> **OBJECTIVE**: Print all entries precisely as they are written.

> **INPUT RECORDS**:
------------
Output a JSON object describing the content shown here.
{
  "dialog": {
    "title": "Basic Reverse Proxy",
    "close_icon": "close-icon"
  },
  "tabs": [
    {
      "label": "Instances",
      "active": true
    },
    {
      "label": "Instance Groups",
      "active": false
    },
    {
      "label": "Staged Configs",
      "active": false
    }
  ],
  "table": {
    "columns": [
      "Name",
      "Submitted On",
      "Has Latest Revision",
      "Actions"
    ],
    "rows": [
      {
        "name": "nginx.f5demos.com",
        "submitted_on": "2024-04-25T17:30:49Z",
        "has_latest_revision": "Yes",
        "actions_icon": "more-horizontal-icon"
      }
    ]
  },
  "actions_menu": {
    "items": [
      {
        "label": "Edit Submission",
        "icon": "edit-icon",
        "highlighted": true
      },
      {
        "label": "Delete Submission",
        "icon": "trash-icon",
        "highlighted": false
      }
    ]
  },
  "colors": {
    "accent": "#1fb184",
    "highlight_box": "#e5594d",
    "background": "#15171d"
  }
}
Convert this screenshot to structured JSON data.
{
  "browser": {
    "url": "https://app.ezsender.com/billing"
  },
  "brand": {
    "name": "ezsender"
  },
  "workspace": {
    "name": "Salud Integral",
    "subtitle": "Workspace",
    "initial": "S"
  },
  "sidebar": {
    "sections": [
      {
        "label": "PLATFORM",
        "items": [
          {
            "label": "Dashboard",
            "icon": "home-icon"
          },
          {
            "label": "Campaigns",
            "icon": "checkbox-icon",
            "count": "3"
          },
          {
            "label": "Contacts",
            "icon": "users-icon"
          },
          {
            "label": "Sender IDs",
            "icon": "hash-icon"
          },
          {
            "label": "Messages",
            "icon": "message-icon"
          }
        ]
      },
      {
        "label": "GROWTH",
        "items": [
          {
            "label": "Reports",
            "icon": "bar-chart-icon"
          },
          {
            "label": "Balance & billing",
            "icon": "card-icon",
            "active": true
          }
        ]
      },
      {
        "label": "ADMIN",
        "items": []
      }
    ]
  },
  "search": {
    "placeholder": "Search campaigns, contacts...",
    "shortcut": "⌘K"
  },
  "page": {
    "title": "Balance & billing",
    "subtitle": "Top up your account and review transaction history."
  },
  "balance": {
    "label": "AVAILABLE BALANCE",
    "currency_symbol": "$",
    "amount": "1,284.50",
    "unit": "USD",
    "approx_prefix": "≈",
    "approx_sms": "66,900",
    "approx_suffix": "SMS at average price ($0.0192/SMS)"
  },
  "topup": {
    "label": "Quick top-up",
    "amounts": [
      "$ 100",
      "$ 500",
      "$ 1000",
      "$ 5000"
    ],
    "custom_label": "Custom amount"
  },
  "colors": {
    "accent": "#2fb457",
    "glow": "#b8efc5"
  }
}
------------
> **FULL RESPONSE**:
Output a JSON object describing the content shown here.
{
  "dialog": {
    "title": "Basic Reverse Proxy",
    "close_icon": "close-icon"
  },
  "tabs": [
    {
      "label": "Instances",
      "active": true
    },
    {
      "label": "Instance Groups",
      "active": false
    },
    {
      "label": "Staged Configs",
      "active": false
    }
  ],
  "table": {
    "columns": [
      "Name",
      "Submitted On",
      "Has Latest Revision",
      "Actions"
    ],
    "rows": [
      {
        "name": "nginx.f5demos.com",
        "submitted_on": "2024-04-25T17:30:49Z",
        "has_latest_revision": "Yes",
        "actions_icon": "more-horizontal-icon"
      }
    ]
  },
  "actions_menu": {
    "items": [
      {
        "label": "Edit Submission",
        "icon": "edit-icon",
        "highlighted": true
      },
      {
        "label": "Delete Submission",
        "icon": "trash-icon",
        "highlighted": false
      }
    ]
  },
  "colors": {
    "accent": "#1fb184",
    "highlight_box": "#e5594d",
    "background": "#15171d"
  }
}
Convert this screenshot to structured JSON data.
{
  "browser": {
    "url": "https://app.ezsender.com/billing"
  },
  "brand": {
    "name": "ezsender"
  },
  "workspace": {
    "name": "Salud Integral",
    "subtitle": "Workspace",
    "initial": "S"
  },
  "sidebar": {
    "sections": [
      {
        "label": "PLATFORM",
        "items": [
          {
            "label": "Dashboard",
            "icon": "home-icon"
          },
          {
            "label": "Campaigns",
            "icon": "checkbox-icon",
            "count": "3"
          },
          {
            "label": "Contacts",
            "icon": "users-icon"
          },
          {
            "label": "Sender IDs",
            "icon": "hash-icon"
          },
          {
            "label": "Messages",
            "icon": "message-icon"
          }
        ]
      },
      {
        "label": "GROWTH",
        "items": [
          {
            "label": "Reports",
            "icon": "bar-chart-icon"
          },
          {
            "label": "Balance & billing",
            "icon": "card-icon",
            "active": true
          }
        ]
      },
      {
        "label": "ADMIN",
        "items": []
      }
    ]
  },
  "search": {
    "placeholder": "Search campaigns, contacts...",
    "shortcut": "⌘K"
  },
  "page": {
    "title": "Balance & billing",
    "subtitle": "Top up your account and review transaction history."
  },
  "balance": {
    "label": "AVAILABLE BALANCE",
    "currency_symbol": "$",
    "amount": "1,284.50",
    "unit": "USD",
    "approx_prefix": "≈",
    "approx_sms": "66,900",
    "approx_suffix": "SMS at average price ($0.0192/SMS)"
  },
  "topup": {
    "label": "Quick top-up",
    "amounts": [
      "$ 100",
      "$ 500",
      "$ 1000",
      "$ 5000"
    ],
    "custom_label": "Custom amount"
  },
  "colors": {
    "accent": "#2fb457",
    "glow": "#b8efc5"
  }
}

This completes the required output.